**WHAT IS REQUIRED**:
Sift the listing for lines that hold the string "طریق" and pull them out.

**STORED ROWS**:
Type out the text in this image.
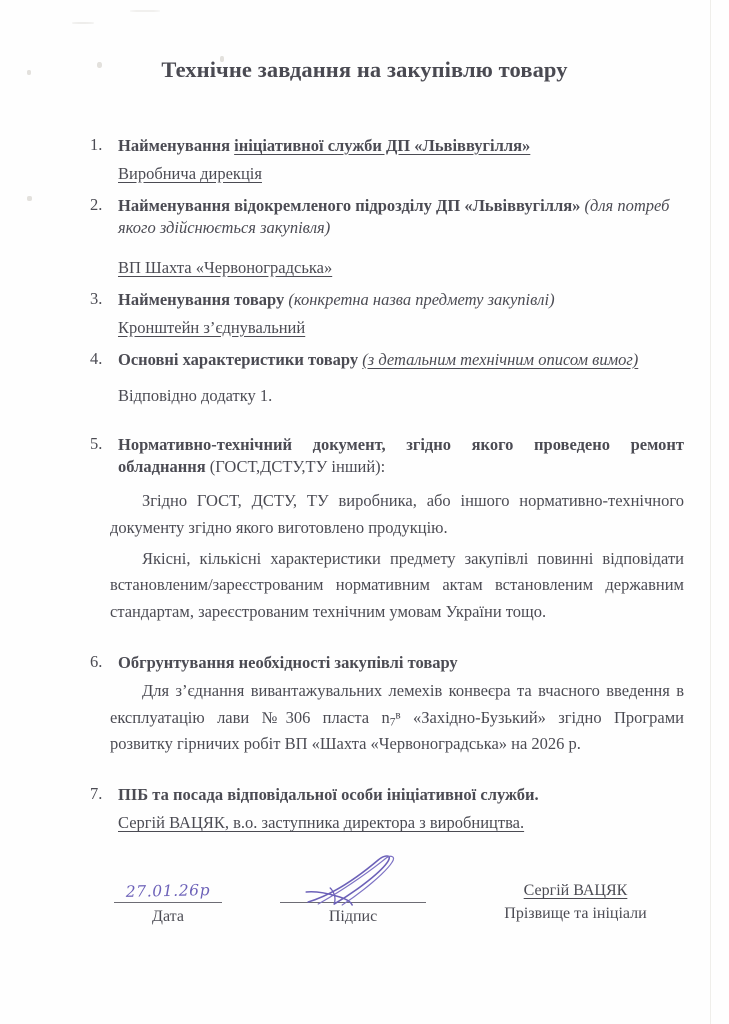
Технічне завдання на закупівлю товару
1. Найменування ініціативної служби ДП «Львіввугілля»
Виробнича дирекція
2. Найменування відокремленого підрозділу ДП «Львіввугілля» (для потреб якого здійснюється закупівля)
ВП Шахта «Червоноградська»
3. Найменування товару (конкретна назва предмету закупівлі)
Кронштейн з’єднувальний
4. Основні характеристики товару (з детальним технічним описом вимог)
Відповідно додатку 1.
5. Нормативно-технічний документ, згідно якого проведено ремонт обладнання (ГОСТ,ДСТУ,ТУ інший):
Згідно ГОСТ, ДСТУ, ТУ виробника, або іншого нормативно-технічного документу згідно якого виготовлено продукцію.
Якісні, кількісні характеристики предмету закупівлі повинні відповідати встановленим/зареєстрованим нормативним актам встановленим державним стандартам, зареєстрованим технічним умовам України тощо.
6. Обгрунтування необхідності закупівлі товару
Для з’єднання вивантажувальних лемехів конвеєра та вчасного введення в експлуатацію лави №306 пласта $n_7^в$ «Західно-Бузький» згідно Програми розвитку гірничих робіт ВП «Шахта «Червоноградська» на 2026 р.
7. ПІБ та посада відповідальної особи ініціативної служби.
Сергій ВАЦЯК, в.о. заступника директора з виробництва.
27.01.26р
Дата	Підпис
Сергій ВАЦЯК
Прізвище та ініціали
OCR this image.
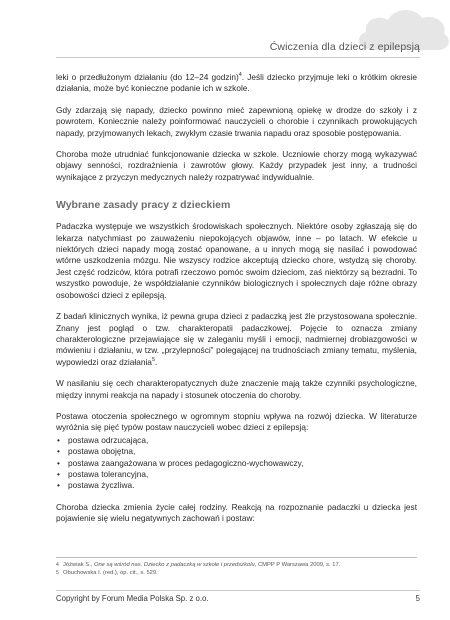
Ćwiczenia dla dzieci z epilepsją

leki o przedłużonym działaniu (do 12–24 godzin)$^4$. Jeśli dziecko przyjmuje leki o krótkim okresie działania, może być konieczne podanie ich w szkole.

Gdy zdarzają się napady, dziecko powinno mieć zapewnioną opiekę w drodze do szkoły i z powrotem. Koniecznie należy poinformować nauczycieli o chorobie i czynnikach prowokujących napady, przyjmowanych lekach, zwykłym czasie trwania napadu oraz sposobie postępowania.

Choroba może utrudniać funkcjonowanie dziecka w szkole. Uczniowie chorzy mogą wykazywać objawy senności, rozdrażnienia i zawrotów głowy. Każdy przypadek jest inny, a trudności wynikające z przyczyn medycznych należy rozpatrywać indywidualnie.

Wybrane zasady pracy z dzieckiem

Padaczka występuje we wszystkich środowiskach społecznych. Niektóre osoby zgłaszają się do lekarza natychmiast po zauważeniu niepokojących objawów, inne – po latach. W efekcie u niektórych dzieci napady mogą zostać opanowane, a u innych mogą się nasilać i powodować wtórne uszkodzenia mózgu. Nie wszyscy rodzice akceptują dziecko chore, wstydzą się choroby. Jest część rodziców, która potrafi rzeczowo pomóc swoim dzieciom, zaś niektórzy są bezradni. To wszystko powoduje, że współdziałanie czynników biologicznych i społecznych daje różne obrazy osobowości dzieci z epilepsją.

Z badań klinicznych wynika, iż pewna grupa dzieci z padaczką jest źle przystosowana społecznie. Znany jest pogląd o tzw. charakteropatii padaczkowej. Pojęcie to oznacza zmiany charakterologiczne przejawiające się w zaleganiu myśli i emocji, nadmiernej drobiazgowości w mówieniu i działaniu, w tzw. „przylepności” polegającej na trudnościach zmiany tematu, myślenia, wypowiedzi oraz działania$^5$.

W nasilaniu się cech charakteropatycznych duże znaczenie mają także czynniki psychologiczne, między innymi reakcja na napady i stosunek otoczenia do choroby.

Postawa otoczenia społecznego w ogromnym stopniu wpływa na rozwój dziecka. W literaturze wyróżnia się pięć typów postaw nauczycieli wobec dzieci z epilepsją:

• postawa odrzucająca,
• postawa obojętna,
• postawa zaangażowana w proces pedagogiczno-wychowawczy,
• postawa tolerancyjna,
• postawa życzliwa.

Choroba dziecka zmienia życie całej rodziny. Reakcją na rozpoznanie padaczki u dziecka jest pojawienie się wielu negatywnych zachowań i postaw:

4 Jóźwiak S., One są wśród nas. Dziecko z padaczką w szkole i przedszkolu, CMPP P Warszawa 2009, s. 17.
5 Obuchowska I. (red.), op. cit., s. 529.
Copyright by Forum Media Polska Sp. z o.o.	5
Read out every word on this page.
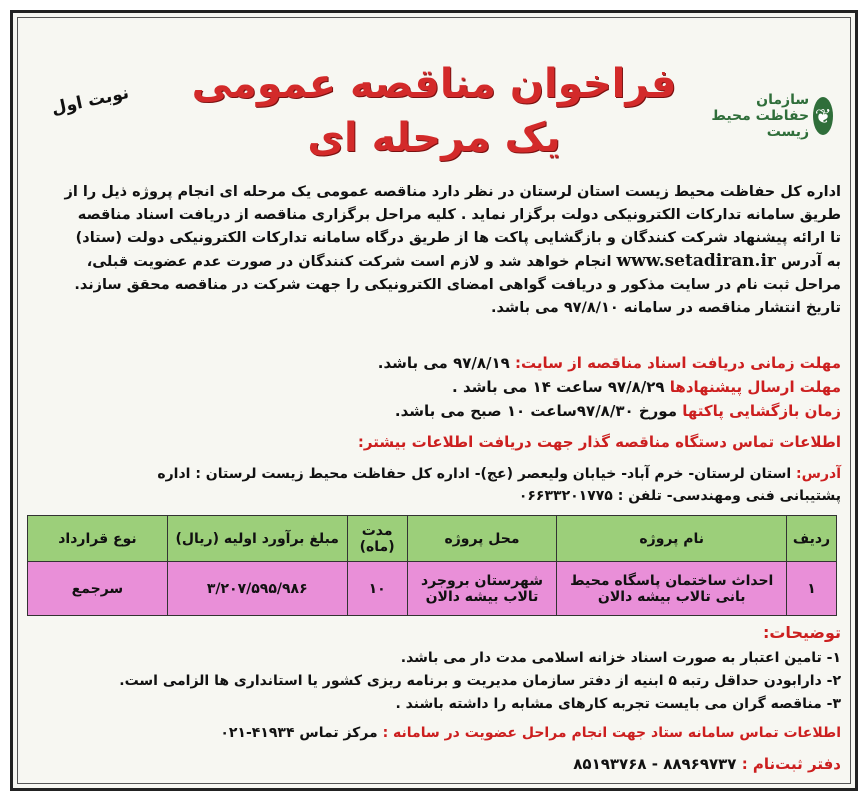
❦
سازمان حفاظت محیط زیست
فراخوان مناقصه عمومی
یک مرحله ای
نوبت اول

اداره کل حفاظت محیط زیست استان لرستان در نظر دارد مناقصه عمومی یک مرحله ای انجام پروژه ذیل را از

طریق سامانه تدارکات الکترونیکی دولت برگزار نماید . کلیه مراحل برگزاری مناقصه از دریافت اسناد مناقصه

تا ارائه پیشنهاد شرکت کنندگان و بازگشایی پاکت ها از طریق درگاه سامانه تدارکات الکترونیکی دولت (ستاد)

به آدرس www.setadiran.ir انجام خواهد شد و لازم است شرکت کنندگان در صورت عدم عضویت قبلی،

مراحل ثبت نام در سایت مذکور و دریافت گواهی امضای الکترونیکی را جهت شرکت در مناقصه محقق سازند.

تاریخ انتشار مناقصه در سامانه ۹۷/۸/۱۰ می باشد.

مهلت زمانی دریافت اسناد مناقصه از سایت: ۹۷/۸/۱۹ می باشد.
مهلت ارسال پیشنهادها ۹۷/۸/۲۹ ساعت ۱۴ می باشد .
زمان بازگشایی پاکتها مورخ ۹۷/۸/۳۰ساعت ۱۰ صبح می باشد.
اطلاعات تماس دستگاه مناقصه گذار جهت دریافت اطلاعات بیشتر:
آدرس: استان لرستان- خرم آباد- خیابان ولیعصر (عج)- اداره کل حفاظت محیط زیست لرستان : اداره
پشتیبانی فنی ومهندسی- تلفن : ۰۶۶۳۳۲۰۱۷۷۵
ردیف	نام پروژه	محل پروژه	مدت (ماه)	مبلغ برآورد اولیه (ریال)	نوع قرارداد
۱	احداث ساختمان پاسگاه محیط بانی تالاب بیشه دالان	شهرستان بروجرد تالاب بیشه دالان	۱۰	۳/۲۰۷/۵۹۵/۹۸۶	سرجمع
توضیحات:
۱- تامین اعتبار به صورت اسناد خزانه اسلامی مدت دار می باشد.
۲- دارابودن حداقل رتبه ۵ ابنیه از دفتر سازمان مدیریت و برنامه ریزی کشور یا استانداری ها الزامی است.
۳- مناقصه گران می بایست تجربه کارهای مشابه را داشته باشند .
اطلاعات تماس سامانه ستاد جهت انجام مراحل عضویت در سامانه : مرکز تماس ۴۱۹۳۴-۰۲۱
دفتر ثبت‌نام : ۸۸۹۶۹۷۳۷ - ۸۵۱۹۳۷۶۸
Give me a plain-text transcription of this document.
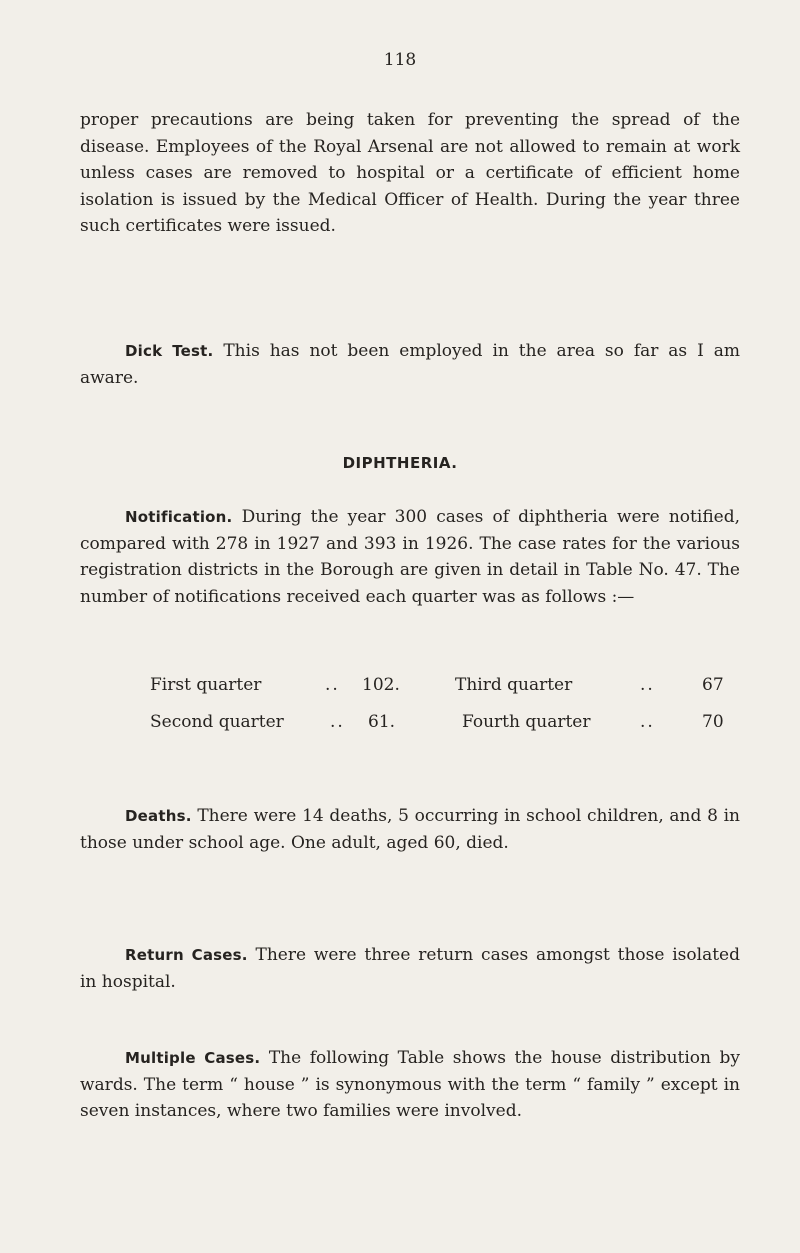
118

proper precautions are being taken for preventing the spread of the disease. Employees of the Royal Arsenal are not allowed to remain at work unless cases are removed to hospital or a certificate of efficient home isolation is issued by the Medical Officer of Health. During the year three such certificates were issued.

Dick Test. This has not been employed in the area so far as I am aware.

DIPHTHERIA.

Notification. During the year 300 cases of diphtheria were notified, compared with 278 in 1927 and 393 in 1926. The case rates for the various registration districts in the Borough are given in detail in Table No. 47. The number of notifications received each quarter was as follows :—

First quarter	.. 102.	Third quarter	..	67
Second quarter	.. 61.	Fourth quarter	..	70

Deaths. There were 14 deaths, 5 occurring in school children, and 8 in those under school age. One adult, aged 60, died.

Return Cases. There were three return cases amongst those isolated in hospital.

Multiple Cases. The following Table shows the house distribution by wards. The term “ house ” is synonymous with the term “ family ” except in seven instances, where two families were involved.
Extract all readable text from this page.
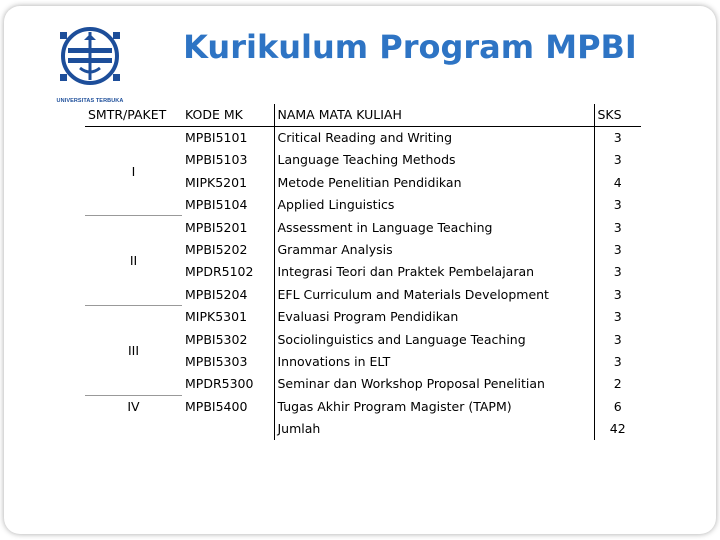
UNIVERSITAS TERBUKA
Kurikulum Program MPBI
SMTR/PAKET	KODE MK	NAMA MATA KULIAH	SKS
I	MPBI5101	Critical Reading and Writing	3
	MPBI5103	Language Teaching Methods	3
	MIPK5201	Metode Penelitian Pendidikan	4
	MPBI5104	Applied Linguistics	3
II	MPBI5201	Assessment in Language Teaching	3
	MPBI5202	Grammar Analysis	3
	MPDR5102	Integrasi Teori dan Praktek Pembelajaran	3
	MPBI5204	EFL Curriculum and Materials Development	3
III	MIPK5301	Evaluasi Program Pendidikan	3
	MPBI5302	Sociolinguistics and Language Teaching	3
	MPBI5303	Innovations in ELT	3
	MPDR5300	Seminar dan Workshop Proposal Penelitian	2
IV	MPBI5400	Tugas Akhir Program Magister (TAPM)	6
		Jumlah	42
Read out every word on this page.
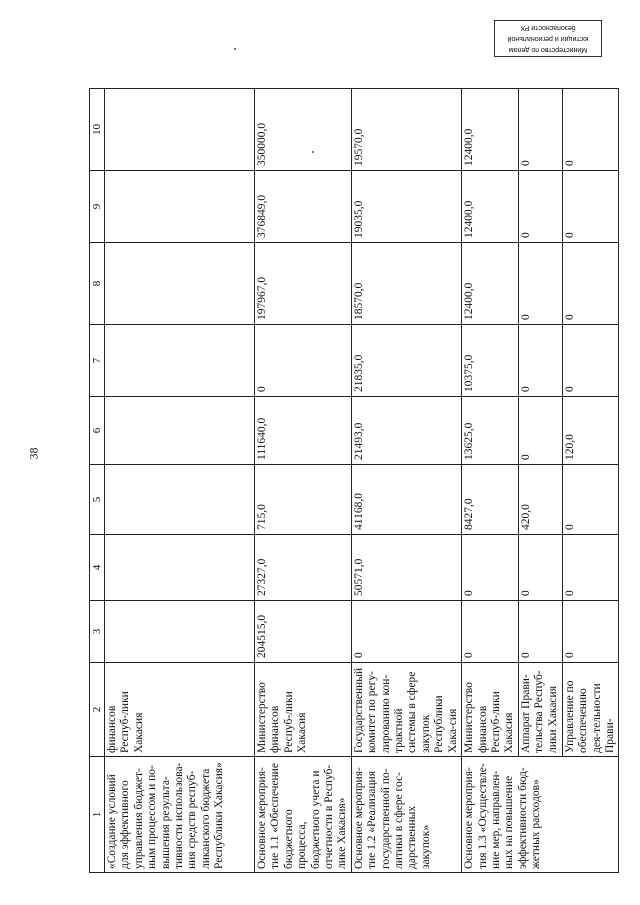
38
Министерство по делам
юстиции и региональной
безопасности РХ
1	2	3	4	5	6	7	8	9	10
«Создание условий для эффективного управления бюджет-ным процессом и по-вышения результа-тивности использова-ния средств респуб-ликанского бюджета Республики Хакасия»	финансов Респуб-лики Хакасия								
Основное мероприя-тие 1.1 «Обеспечение бюджетного процесса, бюджетного учета и отчетности в Респуб-лике Хакасия»	Министерство финансов Респуб-лики Хакасия	204515,0	27327,0	715,0	111640,0	0	197967,0	376849,0	350000,0
Основное мероприя-тие 1.2 «Реализация государственной по-литики в сфере гос-дарственных закупок»	Государственный комитет по регу-лированию кон-трактной системы в сфере закупок Республики Хака-сия	0	50571,0	41168,0	21493,0	21835,0	18570,0	19035,0	19570,0
Основное мероприя-тия 1.3 «Осуществле-ние мер, направлен-ных на повышение эффективности бюд-жетных расходов»	Министерство финансов Респуб-лики Хакасия	0	0	8427,0	13625,0	10375,0	12400,0	12400,0	12400,0
	Аппарат Прави-тельства Респуб-лики Хакасия	0	0	420,0	0	0	0	0	0
	Управление по обеспечению дея-тельности Прави-	0	0	0	120,0	0	0	0	0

**REPLY**:
طریق سامانه تدارکات الکترونیکی دولت برگزار نماید . کلیه مراحل برگزاری مناقصه از دریافت اسناد مناقصه
تا ارائه پیشنهاد شرکت کنندگان و بازگشایی پاکت ها از طریق درگاه سامانه تدارکات الکترونیکی دولت (ستاد)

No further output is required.